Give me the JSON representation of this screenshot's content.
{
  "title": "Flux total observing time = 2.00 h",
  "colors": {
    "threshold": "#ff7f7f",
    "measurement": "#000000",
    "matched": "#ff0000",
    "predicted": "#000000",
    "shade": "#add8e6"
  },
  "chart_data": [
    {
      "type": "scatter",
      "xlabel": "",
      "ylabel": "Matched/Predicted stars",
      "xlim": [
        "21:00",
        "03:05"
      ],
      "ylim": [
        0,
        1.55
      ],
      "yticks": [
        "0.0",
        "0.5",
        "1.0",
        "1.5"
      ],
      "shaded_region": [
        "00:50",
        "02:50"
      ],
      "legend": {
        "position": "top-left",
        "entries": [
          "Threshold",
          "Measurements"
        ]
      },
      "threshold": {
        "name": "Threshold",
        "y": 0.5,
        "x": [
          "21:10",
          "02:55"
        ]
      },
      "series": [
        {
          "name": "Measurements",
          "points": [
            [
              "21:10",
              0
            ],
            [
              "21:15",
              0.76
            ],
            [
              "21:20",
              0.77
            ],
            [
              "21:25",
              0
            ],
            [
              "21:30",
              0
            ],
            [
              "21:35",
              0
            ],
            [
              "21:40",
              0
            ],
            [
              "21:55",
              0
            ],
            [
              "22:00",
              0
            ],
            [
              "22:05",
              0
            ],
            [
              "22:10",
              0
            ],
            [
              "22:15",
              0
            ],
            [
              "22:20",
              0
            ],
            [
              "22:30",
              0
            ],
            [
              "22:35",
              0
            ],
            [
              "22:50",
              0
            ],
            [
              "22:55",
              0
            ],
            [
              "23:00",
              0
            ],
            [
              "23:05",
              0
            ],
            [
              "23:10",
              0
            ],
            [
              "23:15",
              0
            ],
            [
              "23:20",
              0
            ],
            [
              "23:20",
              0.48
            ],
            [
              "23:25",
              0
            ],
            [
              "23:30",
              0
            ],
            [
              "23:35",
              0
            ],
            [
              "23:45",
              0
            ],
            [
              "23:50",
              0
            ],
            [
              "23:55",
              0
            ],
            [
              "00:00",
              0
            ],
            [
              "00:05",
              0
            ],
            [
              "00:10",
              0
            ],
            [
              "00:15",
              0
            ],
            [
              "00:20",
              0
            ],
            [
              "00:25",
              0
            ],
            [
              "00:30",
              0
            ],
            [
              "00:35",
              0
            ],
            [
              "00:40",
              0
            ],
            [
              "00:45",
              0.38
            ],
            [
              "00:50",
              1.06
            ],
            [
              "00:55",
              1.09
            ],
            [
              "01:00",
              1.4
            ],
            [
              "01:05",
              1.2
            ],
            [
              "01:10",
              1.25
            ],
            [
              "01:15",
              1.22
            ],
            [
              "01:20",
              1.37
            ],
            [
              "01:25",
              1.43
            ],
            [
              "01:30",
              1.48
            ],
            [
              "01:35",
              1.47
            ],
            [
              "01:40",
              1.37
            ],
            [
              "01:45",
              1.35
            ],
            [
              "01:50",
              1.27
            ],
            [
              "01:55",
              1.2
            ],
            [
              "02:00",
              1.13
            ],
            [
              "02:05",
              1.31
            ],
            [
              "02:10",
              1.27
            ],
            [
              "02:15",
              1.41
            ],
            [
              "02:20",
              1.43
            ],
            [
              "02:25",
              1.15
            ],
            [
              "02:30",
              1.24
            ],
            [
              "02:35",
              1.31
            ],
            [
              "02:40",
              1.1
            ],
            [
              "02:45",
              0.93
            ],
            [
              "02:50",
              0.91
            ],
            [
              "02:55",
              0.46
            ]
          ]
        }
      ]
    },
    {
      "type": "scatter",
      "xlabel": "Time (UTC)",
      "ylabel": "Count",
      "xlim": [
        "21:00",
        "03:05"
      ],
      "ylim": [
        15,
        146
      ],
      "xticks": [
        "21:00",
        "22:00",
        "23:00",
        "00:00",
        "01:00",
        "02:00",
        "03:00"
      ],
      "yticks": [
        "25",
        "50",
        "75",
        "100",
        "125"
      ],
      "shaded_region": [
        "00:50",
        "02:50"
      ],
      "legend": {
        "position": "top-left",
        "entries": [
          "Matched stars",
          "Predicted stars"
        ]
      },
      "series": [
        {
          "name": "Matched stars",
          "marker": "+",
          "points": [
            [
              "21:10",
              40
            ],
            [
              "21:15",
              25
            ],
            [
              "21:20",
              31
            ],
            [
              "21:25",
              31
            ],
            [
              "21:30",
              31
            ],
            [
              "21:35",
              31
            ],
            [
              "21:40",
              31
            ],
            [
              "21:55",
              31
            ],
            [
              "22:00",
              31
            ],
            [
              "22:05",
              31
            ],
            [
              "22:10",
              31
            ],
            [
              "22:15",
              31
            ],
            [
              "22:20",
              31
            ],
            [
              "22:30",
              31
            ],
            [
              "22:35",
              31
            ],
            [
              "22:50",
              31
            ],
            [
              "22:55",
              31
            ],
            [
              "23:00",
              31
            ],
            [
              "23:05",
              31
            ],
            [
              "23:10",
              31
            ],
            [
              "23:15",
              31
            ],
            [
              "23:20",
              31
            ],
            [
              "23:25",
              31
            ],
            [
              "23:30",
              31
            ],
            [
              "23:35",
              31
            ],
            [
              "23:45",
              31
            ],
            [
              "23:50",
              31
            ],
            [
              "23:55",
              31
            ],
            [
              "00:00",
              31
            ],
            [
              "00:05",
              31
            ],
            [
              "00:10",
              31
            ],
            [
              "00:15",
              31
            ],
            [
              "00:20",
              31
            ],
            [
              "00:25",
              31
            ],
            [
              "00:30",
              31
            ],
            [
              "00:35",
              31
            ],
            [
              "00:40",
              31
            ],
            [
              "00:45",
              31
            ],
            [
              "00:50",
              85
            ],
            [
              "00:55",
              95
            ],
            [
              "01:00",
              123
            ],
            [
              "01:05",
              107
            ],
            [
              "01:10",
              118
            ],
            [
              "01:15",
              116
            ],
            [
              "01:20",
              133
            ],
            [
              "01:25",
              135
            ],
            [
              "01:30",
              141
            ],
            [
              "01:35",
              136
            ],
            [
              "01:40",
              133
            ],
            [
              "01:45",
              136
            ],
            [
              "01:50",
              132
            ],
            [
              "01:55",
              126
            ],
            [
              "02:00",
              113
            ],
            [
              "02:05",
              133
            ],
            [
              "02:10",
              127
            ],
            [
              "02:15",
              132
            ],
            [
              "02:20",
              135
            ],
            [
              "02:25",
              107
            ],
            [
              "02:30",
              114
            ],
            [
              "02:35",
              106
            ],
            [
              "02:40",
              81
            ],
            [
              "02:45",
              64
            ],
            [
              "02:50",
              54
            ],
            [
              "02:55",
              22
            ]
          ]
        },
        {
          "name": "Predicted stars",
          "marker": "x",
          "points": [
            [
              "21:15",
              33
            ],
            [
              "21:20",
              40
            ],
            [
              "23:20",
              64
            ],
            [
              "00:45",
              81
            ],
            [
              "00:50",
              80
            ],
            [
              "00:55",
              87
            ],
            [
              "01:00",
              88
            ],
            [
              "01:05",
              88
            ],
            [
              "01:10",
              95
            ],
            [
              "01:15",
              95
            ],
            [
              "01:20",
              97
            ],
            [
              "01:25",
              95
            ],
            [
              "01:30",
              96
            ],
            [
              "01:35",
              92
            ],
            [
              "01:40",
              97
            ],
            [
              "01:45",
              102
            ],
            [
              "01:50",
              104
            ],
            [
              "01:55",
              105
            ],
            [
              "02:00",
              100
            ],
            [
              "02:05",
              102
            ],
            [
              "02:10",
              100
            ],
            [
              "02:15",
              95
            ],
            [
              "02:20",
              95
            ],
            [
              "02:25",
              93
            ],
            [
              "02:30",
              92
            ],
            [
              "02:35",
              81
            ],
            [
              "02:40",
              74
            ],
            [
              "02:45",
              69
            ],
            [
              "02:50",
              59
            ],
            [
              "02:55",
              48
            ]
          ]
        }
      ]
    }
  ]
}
+===+
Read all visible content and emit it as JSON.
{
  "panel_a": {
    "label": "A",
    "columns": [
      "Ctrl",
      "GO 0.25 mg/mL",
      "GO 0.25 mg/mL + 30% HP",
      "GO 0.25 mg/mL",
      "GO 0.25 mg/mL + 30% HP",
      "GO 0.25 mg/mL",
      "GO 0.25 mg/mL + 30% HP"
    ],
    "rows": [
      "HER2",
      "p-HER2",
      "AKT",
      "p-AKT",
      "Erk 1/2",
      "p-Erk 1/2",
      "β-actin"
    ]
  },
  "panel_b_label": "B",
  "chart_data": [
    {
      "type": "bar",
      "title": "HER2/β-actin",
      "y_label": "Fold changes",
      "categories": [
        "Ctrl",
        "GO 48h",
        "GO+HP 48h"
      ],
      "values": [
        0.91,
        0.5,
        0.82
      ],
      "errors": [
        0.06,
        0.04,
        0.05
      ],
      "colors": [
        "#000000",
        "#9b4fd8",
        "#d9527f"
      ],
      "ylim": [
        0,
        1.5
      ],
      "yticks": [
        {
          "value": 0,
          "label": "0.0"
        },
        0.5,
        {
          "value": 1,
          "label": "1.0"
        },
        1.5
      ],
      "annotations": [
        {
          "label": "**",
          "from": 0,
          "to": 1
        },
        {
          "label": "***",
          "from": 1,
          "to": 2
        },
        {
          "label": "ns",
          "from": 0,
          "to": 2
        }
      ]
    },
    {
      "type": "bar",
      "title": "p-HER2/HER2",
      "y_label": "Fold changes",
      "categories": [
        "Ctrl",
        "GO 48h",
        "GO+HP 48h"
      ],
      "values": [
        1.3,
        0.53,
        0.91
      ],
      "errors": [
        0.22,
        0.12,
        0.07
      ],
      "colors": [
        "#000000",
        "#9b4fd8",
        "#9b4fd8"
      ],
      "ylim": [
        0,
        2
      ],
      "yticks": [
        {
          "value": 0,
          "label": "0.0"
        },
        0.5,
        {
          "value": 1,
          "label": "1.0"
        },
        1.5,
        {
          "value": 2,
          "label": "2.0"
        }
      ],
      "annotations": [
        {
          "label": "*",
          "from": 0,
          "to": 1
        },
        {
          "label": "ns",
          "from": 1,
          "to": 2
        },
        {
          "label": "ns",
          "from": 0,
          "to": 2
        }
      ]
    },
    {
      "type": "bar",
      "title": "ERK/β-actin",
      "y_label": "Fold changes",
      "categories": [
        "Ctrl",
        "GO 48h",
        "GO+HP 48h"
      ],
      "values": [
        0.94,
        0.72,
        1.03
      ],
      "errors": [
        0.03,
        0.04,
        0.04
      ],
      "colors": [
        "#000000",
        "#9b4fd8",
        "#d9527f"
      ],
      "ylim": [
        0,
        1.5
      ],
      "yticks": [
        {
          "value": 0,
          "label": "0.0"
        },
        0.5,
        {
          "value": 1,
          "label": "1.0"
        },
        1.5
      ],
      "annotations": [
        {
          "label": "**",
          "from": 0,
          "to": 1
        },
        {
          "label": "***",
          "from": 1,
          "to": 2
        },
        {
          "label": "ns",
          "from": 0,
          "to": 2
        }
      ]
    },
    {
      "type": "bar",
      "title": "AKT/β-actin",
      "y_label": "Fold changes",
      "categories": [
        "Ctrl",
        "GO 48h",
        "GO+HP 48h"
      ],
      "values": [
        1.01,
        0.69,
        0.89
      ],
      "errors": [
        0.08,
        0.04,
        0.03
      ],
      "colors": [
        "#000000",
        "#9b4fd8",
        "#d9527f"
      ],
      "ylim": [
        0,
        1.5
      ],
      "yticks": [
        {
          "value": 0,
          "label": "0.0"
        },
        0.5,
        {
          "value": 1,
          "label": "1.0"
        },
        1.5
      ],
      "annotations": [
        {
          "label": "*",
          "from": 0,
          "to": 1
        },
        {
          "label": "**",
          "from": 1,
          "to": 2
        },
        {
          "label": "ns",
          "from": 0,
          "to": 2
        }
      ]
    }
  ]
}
+===+
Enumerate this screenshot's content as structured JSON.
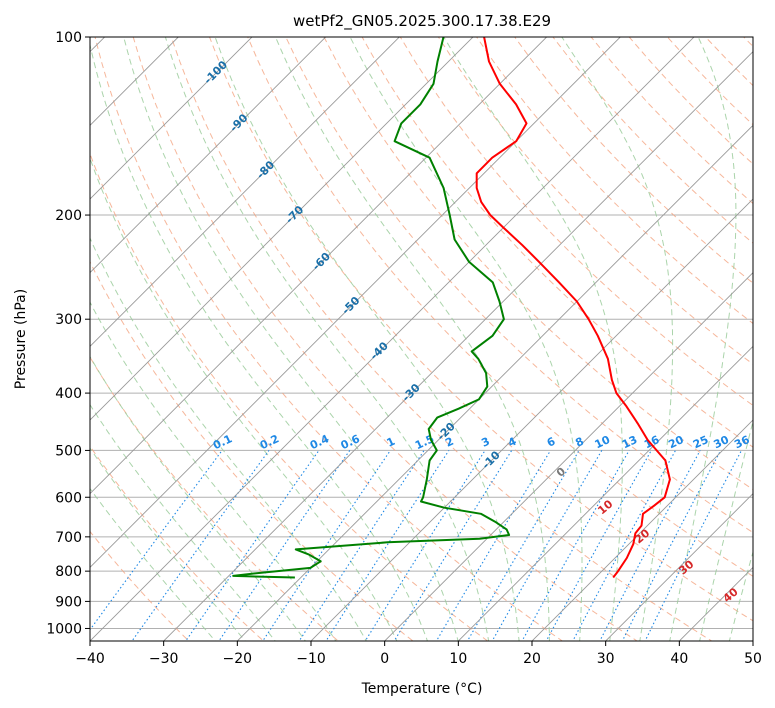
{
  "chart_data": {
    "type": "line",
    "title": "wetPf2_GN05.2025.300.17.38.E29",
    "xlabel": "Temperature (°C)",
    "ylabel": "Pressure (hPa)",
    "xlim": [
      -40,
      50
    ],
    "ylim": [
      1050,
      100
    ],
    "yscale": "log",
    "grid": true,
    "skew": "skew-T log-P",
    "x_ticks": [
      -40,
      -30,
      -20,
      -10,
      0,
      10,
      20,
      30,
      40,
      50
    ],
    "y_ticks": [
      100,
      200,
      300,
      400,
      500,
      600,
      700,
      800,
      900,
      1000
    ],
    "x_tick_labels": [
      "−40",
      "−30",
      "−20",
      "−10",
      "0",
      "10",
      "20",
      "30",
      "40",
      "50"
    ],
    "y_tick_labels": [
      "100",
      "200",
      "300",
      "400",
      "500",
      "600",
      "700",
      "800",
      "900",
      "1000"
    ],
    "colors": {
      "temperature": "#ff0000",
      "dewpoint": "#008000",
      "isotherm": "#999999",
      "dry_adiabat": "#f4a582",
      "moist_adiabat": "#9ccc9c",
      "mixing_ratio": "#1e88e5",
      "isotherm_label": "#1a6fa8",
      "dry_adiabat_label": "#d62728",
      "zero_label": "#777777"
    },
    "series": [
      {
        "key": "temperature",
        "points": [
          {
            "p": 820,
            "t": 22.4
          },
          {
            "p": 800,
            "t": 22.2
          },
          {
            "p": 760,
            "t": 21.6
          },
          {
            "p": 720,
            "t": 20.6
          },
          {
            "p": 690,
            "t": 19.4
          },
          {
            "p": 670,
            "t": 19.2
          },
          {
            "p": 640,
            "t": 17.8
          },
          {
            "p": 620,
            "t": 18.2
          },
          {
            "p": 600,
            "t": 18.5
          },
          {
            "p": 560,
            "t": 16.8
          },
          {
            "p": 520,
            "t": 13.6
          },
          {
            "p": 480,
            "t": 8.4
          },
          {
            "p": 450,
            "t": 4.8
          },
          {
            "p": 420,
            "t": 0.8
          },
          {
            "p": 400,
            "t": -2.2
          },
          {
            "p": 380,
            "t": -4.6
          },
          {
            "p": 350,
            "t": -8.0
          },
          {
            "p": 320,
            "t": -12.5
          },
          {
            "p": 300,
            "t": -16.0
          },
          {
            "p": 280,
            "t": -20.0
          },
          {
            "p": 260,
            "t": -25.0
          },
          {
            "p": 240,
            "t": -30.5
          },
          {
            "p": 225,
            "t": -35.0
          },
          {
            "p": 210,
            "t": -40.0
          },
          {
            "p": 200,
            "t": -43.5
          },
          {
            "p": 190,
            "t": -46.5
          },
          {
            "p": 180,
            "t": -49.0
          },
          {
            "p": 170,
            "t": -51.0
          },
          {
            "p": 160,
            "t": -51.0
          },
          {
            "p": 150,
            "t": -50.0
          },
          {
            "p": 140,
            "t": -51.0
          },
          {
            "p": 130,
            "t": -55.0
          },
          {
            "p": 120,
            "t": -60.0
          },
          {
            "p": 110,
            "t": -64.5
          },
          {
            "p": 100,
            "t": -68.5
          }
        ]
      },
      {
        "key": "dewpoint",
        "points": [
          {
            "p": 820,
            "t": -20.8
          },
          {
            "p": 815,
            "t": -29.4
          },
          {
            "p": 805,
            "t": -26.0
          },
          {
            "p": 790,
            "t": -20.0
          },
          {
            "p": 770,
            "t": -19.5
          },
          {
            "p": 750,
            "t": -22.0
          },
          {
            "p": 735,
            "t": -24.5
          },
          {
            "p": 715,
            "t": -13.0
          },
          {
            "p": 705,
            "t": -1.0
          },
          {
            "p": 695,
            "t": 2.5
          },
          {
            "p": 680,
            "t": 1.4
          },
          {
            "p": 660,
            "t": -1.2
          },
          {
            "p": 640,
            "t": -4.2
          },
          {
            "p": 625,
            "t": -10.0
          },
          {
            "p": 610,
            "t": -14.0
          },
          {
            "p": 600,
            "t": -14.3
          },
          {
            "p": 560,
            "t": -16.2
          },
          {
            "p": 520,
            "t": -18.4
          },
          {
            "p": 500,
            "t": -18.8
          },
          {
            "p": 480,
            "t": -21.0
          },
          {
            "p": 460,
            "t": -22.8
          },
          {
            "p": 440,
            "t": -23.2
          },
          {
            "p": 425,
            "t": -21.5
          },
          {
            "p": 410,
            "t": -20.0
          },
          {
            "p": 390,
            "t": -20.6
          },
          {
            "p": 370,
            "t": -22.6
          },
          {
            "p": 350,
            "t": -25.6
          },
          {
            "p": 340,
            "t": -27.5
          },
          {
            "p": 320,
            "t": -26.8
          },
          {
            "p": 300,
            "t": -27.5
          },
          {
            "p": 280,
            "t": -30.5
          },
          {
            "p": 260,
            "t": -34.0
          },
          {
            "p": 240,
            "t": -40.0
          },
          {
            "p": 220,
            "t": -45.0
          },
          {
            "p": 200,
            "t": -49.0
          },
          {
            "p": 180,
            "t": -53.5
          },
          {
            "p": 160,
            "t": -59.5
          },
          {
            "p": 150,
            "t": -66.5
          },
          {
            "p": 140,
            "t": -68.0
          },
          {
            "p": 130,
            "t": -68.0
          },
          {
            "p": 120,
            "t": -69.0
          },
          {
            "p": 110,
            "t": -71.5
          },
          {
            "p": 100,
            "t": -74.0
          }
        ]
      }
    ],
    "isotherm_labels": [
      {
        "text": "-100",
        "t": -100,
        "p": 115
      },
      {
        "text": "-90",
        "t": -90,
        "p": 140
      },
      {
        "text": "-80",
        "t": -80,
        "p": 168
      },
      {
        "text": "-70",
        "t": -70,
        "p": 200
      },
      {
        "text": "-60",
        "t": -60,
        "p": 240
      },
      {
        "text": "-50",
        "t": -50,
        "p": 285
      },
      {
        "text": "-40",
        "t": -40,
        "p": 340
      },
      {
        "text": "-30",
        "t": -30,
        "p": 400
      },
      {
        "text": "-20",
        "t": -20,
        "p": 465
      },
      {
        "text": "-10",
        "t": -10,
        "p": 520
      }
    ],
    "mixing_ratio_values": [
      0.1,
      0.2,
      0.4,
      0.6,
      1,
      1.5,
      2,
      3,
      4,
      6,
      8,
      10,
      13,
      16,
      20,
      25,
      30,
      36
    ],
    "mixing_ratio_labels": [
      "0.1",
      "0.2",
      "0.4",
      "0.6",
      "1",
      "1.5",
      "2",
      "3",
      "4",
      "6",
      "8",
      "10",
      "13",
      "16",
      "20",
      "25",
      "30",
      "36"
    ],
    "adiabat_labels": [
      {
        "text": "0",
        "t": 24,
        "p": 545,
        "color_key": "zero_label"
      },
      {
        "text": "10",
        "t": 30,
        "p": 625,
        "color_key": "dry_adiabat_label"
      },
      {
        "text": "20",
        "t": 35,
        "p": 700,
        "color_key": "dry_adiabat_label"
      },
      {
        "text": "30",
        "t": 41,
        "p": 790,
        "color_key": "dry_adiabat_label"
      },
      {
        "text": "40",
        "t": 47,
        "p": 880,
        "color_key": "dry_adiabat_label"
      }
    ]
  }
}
+===+
Your task
Look over the records above and copy each line that includes the string "name".

Output below
        "name": "Threshold",
          "name": "Measurements",
          "name": "Matched stars",
          "name": "Predicted stars",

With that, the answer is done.